(Entries with figure data)

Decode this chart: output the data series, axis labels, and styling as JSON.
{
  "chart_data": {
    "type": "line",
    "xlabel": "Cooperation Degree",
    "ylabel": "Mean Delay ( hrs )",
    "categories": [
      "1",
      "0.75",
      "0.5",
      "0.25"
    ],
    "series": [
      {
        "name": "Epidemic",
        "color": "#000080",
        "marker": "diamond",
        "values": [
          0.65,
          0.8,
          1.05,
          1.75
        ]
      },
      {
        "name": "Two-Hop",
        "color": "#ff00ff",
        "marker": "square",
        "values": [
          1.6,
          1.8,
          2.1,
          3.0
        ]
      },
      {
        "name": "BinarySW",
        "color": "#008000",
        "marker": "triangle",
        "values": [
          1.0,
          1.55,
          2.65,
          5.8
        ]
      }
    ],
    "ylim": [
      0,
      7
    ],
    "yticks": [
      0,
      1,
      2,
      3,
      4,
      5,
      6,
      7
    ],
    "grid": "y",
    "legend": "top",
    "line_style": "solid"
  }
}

What the task asks: Extract every line above exactly as it stands.

Finished exercise:
Decode this chart: output the data series, axis labels, and styling as JSON.
{
  "chart_data": {
    "type": "line",
    "xlabel": "Cooperation Degree",
    "ylabel": "Mean Delay ( hrs )",
    "categories": [
      "1",
      "0.75",
      "0.5",
      "0.25"
    ],
    "series": [
      {
        "name": "Epidemic",
        "color": "#000080",
        "marker": "diamond",
        "values": [
          0.65,
          0.8,
          1.05,
          1.75
        ]
      },
      {
        "name": "Two-Hop",
        "color": "#ff00ff",
        "marker": "square",
        "values": [
          1.6,
          1.8,
          2.1,
          3.0
        ]
      },
      {
        "name": "BinarySW",
        "color": "#008000",
        "marker": "triangle",
        "values": [
          1.0,
          1.55,
          2.65,
          5.8
        ]
      }
    ],
    "ylim": [
      0,
      7
    ],
    "yticks": [
      0,
      1,
      2,
      3,
      4,
      5,
      6,
      7
    ],
    "grid": "y",
    "legend": "top",
    "line_style": "solid"
  }
}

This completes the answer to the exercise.